Saved entries
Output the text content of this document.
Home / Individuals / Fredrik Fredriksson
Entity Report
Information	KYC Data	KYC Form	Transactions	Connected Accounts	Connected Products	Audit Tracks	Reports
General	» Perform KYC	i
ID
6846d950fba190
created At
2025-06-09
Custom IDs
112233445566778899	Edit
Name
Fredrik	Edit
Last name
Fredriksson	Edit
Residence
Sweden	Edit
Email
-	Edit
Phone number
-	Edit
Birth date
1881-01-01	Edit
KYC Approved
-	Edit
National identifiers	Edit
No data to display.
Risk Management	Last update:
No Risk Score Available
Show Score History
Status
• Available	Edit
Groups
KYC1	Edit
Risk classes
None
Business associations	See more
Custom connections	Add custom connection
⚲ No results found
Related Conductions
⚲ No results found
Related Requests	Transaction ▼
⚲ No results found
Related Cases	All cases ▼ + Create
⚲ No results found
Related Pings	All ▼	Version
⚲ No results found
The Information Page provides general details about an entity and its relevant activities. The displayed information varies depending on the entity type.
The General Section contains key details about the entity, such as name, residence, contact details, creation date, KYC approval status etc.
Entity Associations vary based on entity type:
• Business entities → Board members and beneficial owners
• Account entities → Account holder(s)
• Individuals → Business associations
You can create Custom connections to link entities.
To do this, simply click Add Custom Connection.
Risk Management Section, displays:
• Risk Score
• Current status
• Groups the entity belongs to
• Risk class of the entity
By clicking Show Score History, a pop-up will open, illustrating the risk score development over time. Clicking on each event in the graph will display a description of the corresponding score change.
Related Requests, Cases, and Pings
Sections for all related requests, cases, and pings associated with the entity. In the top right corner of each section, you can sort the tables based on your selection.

» Short exercise
Copy out all the entries shown above, character for character.

» Response to the exercise
Output the text content of this document.
Home / Individuals / Fredrik Fredriksson
Entity Report
Information	KYC Data	KYC Form	Transactions	Connected Accounts	Connected Products	Audit Tracks	Reports
General	» Perform KYC	i
ID
6846d950fba190
created At
2025-06-09
Custom IDs
112233445566778899	Edit
Name
Fredrik	Edit
Last name
Fredriksson	Edit
Residence
Sweden	Edit
Email
-	Edit
Phone number
-	Edit
Birth date
1881-01-01	Edit
KYC Approved
-	Edit
National identifiers	Edit
No data to display.
Risk Management	Last update:
No Risk Score Available
Show Score History
Status
• Available	Edit
Groups
KYC1	Edit
Risk classes
None
Business associations	See more
Custom connections	Add custom connection
⚲ No results found
Related Conductions
⚲ No results found
Related Requests	Transaction ▼
⚲ No results found
Related Cases	All cases ▼ + Create
⚲ No results found
Related Pings	All ▼	Version
⚲ No results found
The Information Page provides general details about an entity and its relevant activities. The displayed information varies depending on the entity type.
The General Section contains key details about the entity, such as name, residence, contact details, creation date, KYC approval status etc.
Entity Associations vary based on entity type:
• Business entities → Board members and beneficial owners
• Account entities → Account holder(s)
• Individuals → Business associations
You can create Custom connections to link entities.
To do this, simply click Add Custom Connection.
Risk Management Section, displays:
• Risk Score
• Current status
• Groups the entity belongs to
• Risk class of the entity
By clicking Show Score History, a pop-up will open, illustrating the risk score development over time. Clicking on each event in the graph will display a description of the corresponding score change.
Related Requests, Cases, and Pings
Sections for all related requests, cases, and pings associated with the entity. In the top right corner of each section, you can sort the tables based on your selection.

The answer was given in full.